THE EXERCISE:
Find the number of lines in these records where the word "Company" appears. Reply with that number and nothing more.

START SUPPLIED RECORDS

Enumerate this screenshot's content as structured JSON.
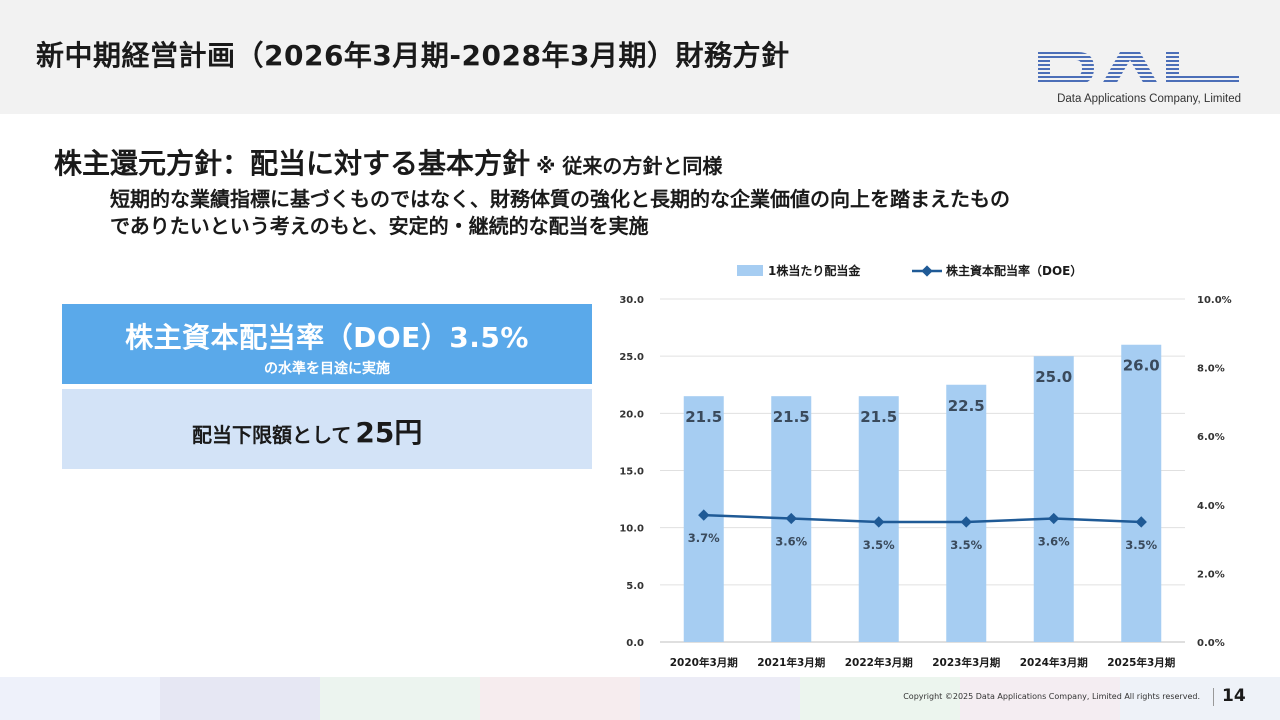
{
  "header": {
    "title": "新中期経営計画（2026年3月期-2028年3月期）財務方針",
    "logo_text": "DAL",
    "logo_company": "Data Applications Company, Limited"
  },
  "section": {
    "heading": "株主還元方針：配当に対する基本方針",
    "note": "※ 従来の方針と同様",
    "description_line1": "短期的な業績指標に基づくものではなく、財務体質の強化と長期的な企業価値の向上を踏まえたもの",
    "description_line2": "でありたいという考えのもと、安定的・継続的な配当を実施"
  },
  "boxes": {
    "doe_title": "株主資本配当率（DOE）3.5%",
    "doe_sub": "の水準を目途に実施",
    "floor_label": "配当下限額として",
    "floor_amount": "25円"
  },
  "colors": {
    "bar": "#a6cdf2",
    "line": "#1f5a96",
    "box_top": "#5aa9ea",
    "box_bottom": "#d3e3f7"
  },
  "chart_data": {
    "type": "bar",
    "categories": [
      "2020年3月期",
      "2021年3月期",
      "2022年3月期",
      "2023年3月期",
      "2024年3月期",
      "2025年3月期"
    ],
    "series": [
      {
        "name": "1株当たり配当金",
        "type": "bar",
        "axis": "left",
        "values": [
          21.5,
          21.5,
          21.5,
          22.5,
          25.0,
          26.0
        ],
        "labels": [
          "21.5",
          "21.5",
          "21.5",
          "22.5",
          "25.0",
          "26.0"
        ]
      },
      {
        "name": "株主資本配当率（DOE）",
        "type": "line",
        "axis": "right",
        "values": [
          3.7,
          3.6,
          3.5,
          3.5,
          3.6,
          3.5
        ],
        "labels": [
          "3.7%",
          "3.6%",
          "3.5%",
          "3.5%",
          "3.6%",
          "3.5%"
        ]
      }
    ],
    "y_left": {
      "range": [
        0,
        30
      ],
      "ticks": [
        "0.0",
        "5.0",
        "10.0",
        "15.0",
        "20.0",
        "25.0",
        "30.0"
      ]
    },
    "y_right": {
      "range": [
        0,
        10
      ],
      "ticks": [
        "0.0%",
        "2.0%",
        "4.0%",
        "6.0%",
        "8.0%",
        "10.0%"
      ]
    },
    "grid": true,
    "legend_position": "top"
  },
  "footer": {
    "copyright": "Copyright ©2025 Data Applications Company, Limited All rights reserved.",
    "page_number": "14",
    "band_colors": [
      "#eef1fa",
      "#e6e7f3",
      "#ecf4ef",
      "#f6ecee",
      "#ececf6",
      "#ecf5ee",
      "#f4edf2",
      "#eef2f8"
    ]
  }
}
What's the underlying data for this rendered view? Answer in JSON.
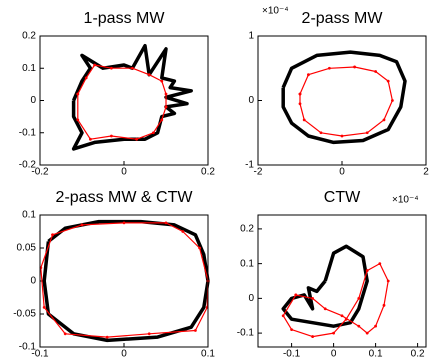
{
  "chart_data": [
    {
      "type": "line",
      "title": "1-pass MW",
      "xlim": [
        -0.2,
        0.2
      ],
      "xticks": [
        -0.2,
        0,
        0.2
      ],
      "ylim": [
        -0.2,
        0.2
      ],
      "yticks": [
        -0.2,
        -0.1,
        0,
        0.1,
        0.2
      ],
      "series": [
        {
          "color": "#000000",
          "marker": false,
          "x": [
            -0.12,
            -0.1,
            -0.08,
            -0.1,
            -0.05,
            0.0,
            0.02,
            0.05,
            0.06,
            0.1,
            0.09,
            0.12,
            0.11,
            0.16,
            0.1,
            0.15,
            0.1,
            0.12,
            0.09,
            0.08,
            0.05,
            0.0,
            -0.07,
            -0.12,
            -0.1,
            -0.12,
            -0.12
          ],
          "values": [
            0.0,
            0.06,
            0.1,
            0.14,
            0.1,
            0.11,
            0.1,
            0.17,
            0.08,
            0.16,
            0.07,
            0.06,
            0.04,
            0.03,
            0.01,
            -0.01,
            -0.02,
            -0.04,
            -0.05,
            -0.1,
            -0.12,
            -0.12,
            -0.13,
            -0.15,
            -0.1,
            -0.05,
            0.0
          ]
        },
        {
          "color": "#ff0000",
          "marker": true,
          "x": [
            -0.11,
            -0.09,
            -0.07,
            -0.03,
            0.02,
            0.06,
            0.09,
            0.1,
            0.1,
            0.09,
            0.07,
            0.03,
            -0.03,
            -0.08,
            -0.11,
            -0.11
          ],
          "values": [
            0.02,
            0.07,
            0.11,
            0.1,
            0.1,
            0.08,
            0.06,
            0.02,
            -0.02,
            -0.06,
            -0.1,
            -0.12,
            -0.11,
            -0.12,
            -0.06,
            0.02
          ]
        }
      ]
    },
    {
      "type": "line",
      "title": "2-pass MW",
      "annotation": "×10⁻⁴",
      "xlim": [
        -2,
        2
      ],
      "xticks": [
        -2,
        0,
        2
      ],
      "ylim": [
        -1,
        1
      ],
      "yticks": [
        -1,
        0,
        1
      ],
      "series": [
        {
          "color": "#000000",
          "marker": false,
          "x": [
            -1.4,
            -1.2,
            -0.6,
            0.2,
            0.9,
            1.3,
            1.5,
            1.4,
            1.1,
            0.5,
            -0.2,
            -0.8,
            -1.2,
            -1.4,
            -1.4
          ],
          "values": [
            0.2,
            0.5,
            0.7,
            0.75,
            0.7,
            0.6,
            0.3,
            -0.1,
            -0.45,
            -0.62,
            -0.65,
            -0.55,
            -0.35,
            -0.1,
            0.2
          ]
        },
        {
          "color": "#ff0000",
          "marker": true,
          "x": [
            -1.0,
            -0.8,
            -0.3,
            0.3,
            0.8,
            1.1,
            1.2,
            1.0,
            0.6,
            0,
            -0.5,
            -0.9,
            -1.0,
            -1.0
          ],
          "values": [
            0.1,
            0.4,
            0.5,
            0.52,
            0.45,
            0.3,
            0.0,
            -0.3,
            -0.5,
            -0.55,
            -0.5,
            -0.3,
            -0.05,
            0.1
          ]
        }
      ]
    },
    {
      "type": "line",
      "title": "2-pass MW & CTW",
      "xlim": [
        -0.1,
        0.1
      ],
      "xticks": [
        -0.1,
        0,
        0.1
      ],
      "ylim": [
        -0.1,
        0.1
      ],
      "yticks": [
        -0.1,
        -0.05,
        0,
        0.05,
        0.1
      ],
      "series": [
        {
          "color": "#000000",
          "marker": false,
          "x": [
            -0.09,
            -0.07,
            -0.03,
            0.02,
            0.06,
            0.085,
            0.095,
            0.1,
            0.095,
            0.08,
            0.04,
            -0.02,
            -0.06,
            -0.09,
            -0.095,
            -0.09
          ],
          "values": [
            0.06,
            0.08,
            0.09,
            0.09,
            0.085,
            0.07,
            0.04,
            0.0,
            -0.04,
            -0.07,
            -0.085,
            -0.09,
            -0.08,
            -0.05,
            0.0,
            0.06
          ]
        },
        {
          "color": "#ff0000",
          "marker": true,
          "x": [
            -0.085,
            -0.05,
            0.0,
            0.05,
            0.07,
            0.09,
            0.1,
            0.099,
            0.085,
            0.03,
            -0.02,
            -0.07,
            -0.095,
            -0.099,
            -0.085
          ],
          "values": [
            0.07,
            0.085,
            0.088,
            0.088,
            0.075,
            0.05,
            0.0,
            -0.04,
            -0.075,
            -0.08,
            -0.085,
            -0.08,
            -0.04,
            0.02,
            0.07
          ]
        }
      ]
    },
    {
      "type": "line",
      "title": "CTW",
      "annotation": "×10⁻⁴",
      "xlim": [
        -0.18,
        0.22
      ],
      "xticks": [
        -0.1,
        0,
        0.1,
        0.2
      ],
      "ylim": [
        -0.14,
        0.24
      ],
      "yticks": [
        -0.1,
        0,
        0.1,
        0.2
      ],
      "series": [
        {
          "color": "#000000",
          "marker": false,
          "x": [
            -0.02,
            0.0,
            0.03,
            0.07,
            0.08,
            0.06,
            0.04,
            0.0,
            -0.05,
            -0.1,
            -0.12,
            -0.1,
            -0.07,
            -0.05,
            -0.06,
            -0.04,
            -0.02
          ],
          "values": [
            0.05,
            0.13,
            0.15,
            0.12,
            0.05,
            -0.03,
            -0.07,
            -0.08,
            -0.07,
            -0.06,
            -0.03,
            0.0,
            0.01,
            -0.03,
            0.03,
            0.02,
            0.05
          ]
        },
        {
          "color": "#ff0000",
          "marker": true,
          "x": [
            -0.09,
            -0.05,
            -0.02,
            0.02,
            0.06,
            0.08,
            0.1,
            0.12,
            0.13,
            0.11,
            0.08,
            0.06,
            0.03,
            0.0,
            -0.05,
            -0.1,
            -0.12,
            -0.09
          ],
          "values": [
            0.01,
            0.0,
            -0.03,
            -0.05,
            -0.08,
            -0.1,
            -0.08,
            -0.02,
            0.05,
            0.1,
            0.08,
            0.0,
            -0.06,
            -0.1,
            -0.11,
            -0.09,
            -0.05,
            0.01
          ]
        }
      ]
    }
  ]
}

END SUPPLIED RECORDS

IN RESPONSE:
2